GIVEN DATA: Begin

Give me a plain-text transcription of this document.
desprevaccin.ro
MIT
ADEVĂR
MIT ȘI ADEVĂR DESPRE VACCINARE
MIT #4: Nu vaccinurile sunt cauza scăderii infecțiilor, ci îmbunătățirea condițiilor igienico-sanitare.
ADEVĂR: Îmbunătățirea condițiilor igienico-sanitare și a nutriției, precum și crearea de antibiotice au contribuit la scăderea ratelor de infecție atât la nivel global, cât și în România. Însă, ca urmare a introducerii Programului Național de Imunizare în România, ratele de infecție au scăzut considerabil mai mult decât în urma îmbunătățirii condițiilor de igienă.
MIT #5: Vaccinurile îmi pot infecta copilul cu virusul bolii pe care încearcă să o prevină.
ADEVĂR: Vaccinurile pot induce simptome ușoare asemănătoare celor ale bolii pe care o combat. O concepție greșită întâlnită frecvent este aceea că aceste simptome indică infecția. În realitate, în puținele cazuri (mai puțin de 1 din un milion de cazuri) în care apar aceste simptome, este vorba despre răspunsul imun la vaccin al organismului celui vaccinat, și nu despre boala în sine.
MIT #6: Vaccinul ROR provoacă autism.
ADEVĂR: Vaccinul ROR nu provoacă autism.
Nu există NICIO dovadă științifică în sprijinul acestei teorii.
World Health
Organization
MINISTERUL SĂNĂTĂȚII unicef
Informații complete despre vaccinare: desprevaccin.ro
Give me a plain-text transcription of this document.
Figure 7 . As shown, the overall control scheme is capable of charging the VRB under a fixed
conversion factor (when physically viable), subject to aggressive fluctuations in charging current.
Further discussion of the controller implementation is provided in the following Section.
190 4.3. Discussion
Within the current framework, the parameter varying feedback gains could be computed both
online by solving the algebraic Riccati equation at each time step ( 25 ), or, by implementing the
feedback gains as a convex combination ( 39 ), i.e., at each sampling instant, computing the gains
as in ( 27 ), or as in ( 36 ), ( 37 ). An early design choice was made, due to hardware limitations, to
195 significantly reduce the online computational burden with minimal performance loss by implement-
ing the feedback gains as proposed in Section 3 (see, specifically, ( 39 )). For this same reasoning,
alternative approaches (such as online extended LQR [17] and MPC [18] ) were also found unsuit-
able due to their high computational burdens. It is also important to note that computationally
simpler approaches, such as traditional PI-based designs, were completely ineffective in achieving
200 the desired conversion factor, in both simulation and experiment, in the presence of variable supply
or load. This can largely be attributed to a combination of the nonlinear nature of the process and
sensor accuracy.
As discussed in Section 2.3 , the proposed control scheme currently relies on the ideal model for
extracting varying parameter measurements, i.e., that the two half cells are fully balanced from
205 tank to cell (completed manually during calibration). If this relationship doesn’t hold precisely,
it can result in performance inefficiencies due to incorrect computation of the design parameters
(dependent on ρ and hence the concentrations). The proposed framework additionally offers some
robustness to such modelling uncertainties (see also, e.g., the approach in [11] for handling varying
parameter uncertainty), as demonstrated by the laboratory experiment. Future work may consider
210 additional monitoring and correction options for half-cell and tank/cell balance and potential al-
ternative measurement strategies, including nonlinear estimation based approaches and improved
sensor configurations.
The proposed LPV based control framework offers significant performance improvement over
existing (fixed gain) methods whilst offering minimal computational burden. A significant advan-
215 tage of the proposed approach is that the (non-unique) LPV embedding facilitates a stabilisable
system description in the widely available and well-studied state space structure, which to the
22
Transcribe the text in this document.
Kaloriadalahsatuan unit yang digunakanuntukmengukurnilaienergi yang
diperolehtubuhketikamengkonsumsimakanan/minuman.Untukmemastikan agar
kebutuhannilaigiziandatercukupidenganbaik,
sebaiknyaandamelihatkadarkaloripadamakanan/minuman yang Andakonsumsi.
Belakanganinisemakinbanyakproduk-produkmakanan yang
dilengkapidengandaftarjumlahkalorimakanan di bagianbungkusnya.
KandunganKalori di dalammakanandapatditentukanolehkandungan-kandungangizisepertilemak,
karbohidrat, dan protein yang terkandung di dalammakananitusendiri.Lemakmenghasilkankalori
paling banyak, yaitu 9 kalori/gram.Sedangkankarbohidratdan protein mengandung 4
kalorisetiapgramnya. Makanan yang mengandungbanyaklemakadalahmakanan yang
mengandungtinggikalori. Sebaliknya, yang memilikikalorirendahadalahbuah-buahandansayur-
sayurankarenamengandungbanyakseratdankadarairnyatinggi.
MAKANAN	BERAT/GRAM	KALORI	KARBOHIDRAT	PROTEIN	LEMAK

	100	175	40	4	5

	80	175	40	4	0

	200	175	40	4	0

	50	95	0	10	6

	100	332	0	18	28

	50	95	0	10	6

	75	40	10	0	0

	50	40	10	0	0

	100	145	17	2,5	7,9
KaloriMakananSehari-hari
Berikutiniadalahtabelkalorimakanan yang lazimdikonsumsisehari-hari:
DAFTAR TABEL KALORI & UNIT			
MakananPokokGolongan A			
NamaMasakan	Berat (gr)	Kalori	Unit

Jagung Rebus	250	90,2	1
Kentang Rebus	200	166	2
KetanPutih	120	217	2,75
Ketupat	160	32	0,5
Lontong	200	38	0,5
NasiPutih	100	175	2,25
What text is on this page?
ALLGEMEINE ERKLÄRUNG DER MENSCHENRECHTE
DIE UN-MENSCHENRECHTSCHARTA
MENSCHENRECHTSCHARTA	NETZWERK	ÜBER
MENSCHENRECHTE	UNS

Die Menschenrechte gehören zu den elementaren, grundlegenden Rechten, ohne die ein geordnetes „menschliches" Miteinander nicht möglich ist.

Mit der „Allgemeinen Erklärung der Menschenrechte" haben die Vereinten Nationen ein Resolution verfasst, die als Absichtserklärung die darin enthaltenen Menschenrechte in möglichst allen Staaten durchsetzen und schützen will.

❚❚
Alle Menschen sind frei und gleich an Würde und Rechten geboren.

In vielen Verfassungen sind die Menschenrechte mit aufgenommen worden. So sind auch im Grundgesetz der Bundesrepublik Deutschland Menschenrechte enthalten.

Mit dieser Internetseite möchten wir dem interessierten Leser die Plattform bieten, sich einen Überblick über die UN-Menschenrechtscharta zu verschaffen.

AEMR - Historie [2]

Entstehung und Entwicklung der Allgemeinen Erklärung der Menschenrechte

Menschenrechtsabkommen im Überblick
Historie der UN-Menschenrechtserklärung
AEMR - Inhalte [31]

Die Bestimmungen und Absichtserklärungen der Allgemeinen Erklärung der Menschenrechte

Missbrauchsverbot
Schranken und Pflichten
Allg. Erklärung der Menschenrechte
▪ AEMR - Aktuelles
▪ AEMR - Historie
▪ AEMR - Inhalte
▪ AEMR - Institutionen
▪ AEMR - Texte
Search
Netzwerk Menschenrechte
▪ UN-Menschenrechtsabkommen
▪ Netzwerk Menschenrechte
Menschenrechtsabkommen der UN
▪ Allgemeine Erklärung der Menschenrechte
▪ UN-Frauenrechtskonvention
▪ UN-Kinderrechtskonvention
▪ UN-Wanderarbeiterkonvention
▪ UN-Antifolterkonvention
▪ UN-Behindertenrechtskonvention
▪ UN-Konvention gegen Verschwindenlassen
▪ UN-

GIVEN DATA: End

▸ **ACTIVITY**: Send back every line of the listing above exactly.

▸ **YOUR RESPONSE**:
Give me a plain-text transcription of this document.
desprevaccin.ro
MIT
ADEVĂR
MIT ȘI ADEVĂR DESPRE VACCINARE
MIT #4: Nu vaccinurile sunt cauza scăderii infecțiilor, ci îmbunătățirea condițiilor igienico-sanitare.
ADEVĂR: Îmbunătățirea condițiilor igienico-sanitare și a nutriției, precum și crearea de antibiotice au contribuit la scăderea ratelor de infecție atât la nivel global, cât și în România. Însă, ca urmare a introducerii Programului Național de Imunizare în România, ratele de infecție au scăzut considerabil mai mult decât în urma îmbunătățirii condițiilor de igienă.
MIT #5: Vaccinurile îmi pot infecta copilul cu virusul bolii pe care încearcă să o prevină.
ADEVĂR: Vaccinurile pot induce simptome ușoare asemănătoare celor ale bolii pe care o combat. O concepție greșită întâlnită frecvent este aceea că aceste simptome indică infecția. În realitate, în puținele cazuri (mai puțin de 1 din un milion de cazuri) în care apar aceste simptome, este vorba despre răspunsul imun la vaccin al organismului celui vaccinat, și nu despre boala în sine.
MIT #6: Vaccinul ROR provoacă autism.
ADEVĂR: Vaccinul ROR nu provoacă autism.
Nu există NICIO dovadă științifică în sprijinul acestei teorii.
World Health
Organization
MINISTERUL SĂNĂTĂȚII unicef
Informații complete despre vaccinare: desprevaccin.ro
Give me a plain-text transcription of this document.
Figure 7 . As shown, the overall control scheme is capable of charging the VRB under a fixed
conversion factor (when physically viable), subject to aggressive fluctuations in charging current.
Further discussion of the controller implementation is provided in the following Section.
190 4.3. Discussion
Within the current framework, the parameter varying feedback gains could be computed both
online by solving the algebraic Riccati equation at each time step ( 25 ), or, by implementing the
feedback gains as a convex combination ( 39 ), i.e., at each sampling instant, computing the gains
as in ( 27 ), or as in ( 36 ), ( 37 ). An early design choice was made, due to hardware limitations, to
195 significantly reduce the online computational burden with minimal performance loss by implement-
ing the feedback gains as proposed in Section 3 (see, specifically, ( 39 )). For this same reasoning,
alternative approaches (such as online extended LQR [17] and MPC [18] ) were also found unsuit-
able due to their high computational burdens. It is also important to note that computationally
simpler approaches, such as traditional PI-based designs, were completely ineffective in achieving
200 the desired conversion factor, in both simulation and experiment, in the presence of variable supply
or load. This can largely be attributed to a combination of the nonlinear nature of the process and
sensor accuracy.
As discussed in Section 2.3 , the proposed control scheme currently relies on the ideal model for
extracting varying parameter measurements, i.e., that the two half cells are fully balanced from
205 tank to cell (completed manually during calibration). If this relationship doesn’t hold precisely,
it can result in performance inefficiencies due to incorrect computation of the design parameters
(dependent on ρ and hence the concentrations). The proposed framework additionally offers some
robustness to such modelling uncertainties (see also, e.g., the approach in [11] for handling varying
parameter uncertainty), as demonstrated by the laboratory experiment. Future work may consider
210 additional monitoring and correction options for half-cell and tank/cell balance and potential al-
ternative measurement strategies, including nonlinear estimation based approaches and improved
sensor configurations.
The proposed LPV based control framework offers significant performance improvement over
existing (fixed gain) methods whilst offering minimal computational burden. A significant advan-
215 tage of the proposed approach is that the (non-unique) LPV embedding facilitates a stabilisable
system description in the widely available and well-studied state space structure, which to the
22
Transcribe the text in this document.
Kaloriadalahsatuan unit yang digunakanuntukmengukurnilaienergi yang
diperolehtubuhketikamengkonsumsimakanan/minuman.Untukmemastikan agar
kebutuhannilaigiziandatercukupidenganbaik,
sebaiknyaandamelihatkadarkaloripadamakanan/minuman yang Andakonsumsi.
Belakanganinisemakinbanyakproduk-produkmakanan yang
dilengkapidengandaftarjumlahkalorimakanan di bagianbungkusnya.
KandunganKalori di dalammakanandapatditentukanolehkandungan-kandungangizisepertilemak,
karbohidrat, dan protein yang terkandung di dalammakananitusendiri.Lemakmenghasilkankalori
paling banyak, yaitu 9 kalori/gram.Sedangkankarbohidratdan protein mengandung 4
kalorisetiapgramnya. Makanan yang mengandungbanyaklemakadalahmakanan yang
mengandungtinggikalori. Sebaliknya, yang memilikikalorirendahadalahbuah-buahandansayur-
sayurankarenamengandungbanyakseratdankadarairnyatinggi.
MAKANAN	BERAT/GRAM	KALORI	KARBOHIDRAT	PROTEIN	LEMAK

	100	175	40	4	5

	80	175	40	4	0

	200	175	40	4	0

	50	95	0	10	6

	100	332	0	18	28

	50	95	0	10	6

	75	40	10	0	0

	50	40	10	0	0

	100	145	17	2,5	7,9
KaloriMakananSehari-hari
Berikutiniadalahtabelkalorimakanan yang lazimdikonsumsisehari-hari:
DAFTAR TABEL KALORI & UNIT			
MakananPokokGolongan A			
NamaMasakan	Berat (gr)	Kalori	Unit

Jagung Rebus	250	90,2	1
Kentang Rebus	200	166	2
KetanPutih	120	217	2,75
Ketupat	160	32	0,5
Lontong	200	38	0,5
NasiPutih	100	175	2,25
What text is on this page?
ALLGEMEINE ERKLÄRUNG DER MENSCHENRECHTE
DIE UN-MENSCHENRECHTSCHARTA
MENSCHENRECHTSCHARTA	NETZWERK	ÜBER
MENSCHENRECHTE	UNS

Die Menschenrechte gehören zu den elementaren, grundlegenden Rechten, ohne die ein geordnetes „menschliches" Miteinander nicht möglich ist.

Mit der „Allgemeinen Erklärung der Menschenrechte" haben die Vereinten Nationen ein Resolution verfasst, die als Absichtserklärung die darin enthaltenen Menschenrechte in möglichst allen Staaten durchsetzen und schützen will.

❚❚
Alle Menschen sind frei und gleich an Würde und Rechten geboren.

In vielen Verfassungen sind die Menschenrechte mit aufgenommen worden. So sind auch im Grundgesetz der Bundesrepublik Deutschland Menschenrechte enthalten.

Mit dieser Internetseite möchten wir dem interessierten Leser die Plattform bieten, sich einen Überblick über die UN-Menschenrechtscharta zu verschaffen.

AEMR - Historie [2]

Entstehung und Entwicklung der Allgemeinen Erklärung der Menschenrechte

Menschenrechtsabkommen im Überblick
Historie der UN-Menschenrechtserklärung
AEMR - Inhalte [31]

Die Bestimmungen und Absichtserklärungen der Allgemeinen Erklärung der Menschenrechte

Missbrauchsverbot
Schranken und Pflichten
Allg. Erklärung der Menschenrechte
▪ AEMR - Aktuelles
▪ AEMR - Historie
▪ AEMR - Inhalte
▪ AEMR - Institutionen
▪ AEMR - Texte
Search
Netzwerk Menschenrechte
▪ UN-Menschenrechtsabkommen
▪ Netzwerk Menschenrechte
Menschenrechtsabkommen der UN
▪ Allgemeine Erklärung der Menschenrechte
▪ UN-Frauenrechtskonvention
▪ UN-Kinderrechtskonvention
▪ UN-Wanderarbeiterkonvention
▪ UN-Antifolterkonvention
▪ UN-Behindertenrechtskonvention
▪ UN-Konvention gegen Verschwindenlassen
▪ UN-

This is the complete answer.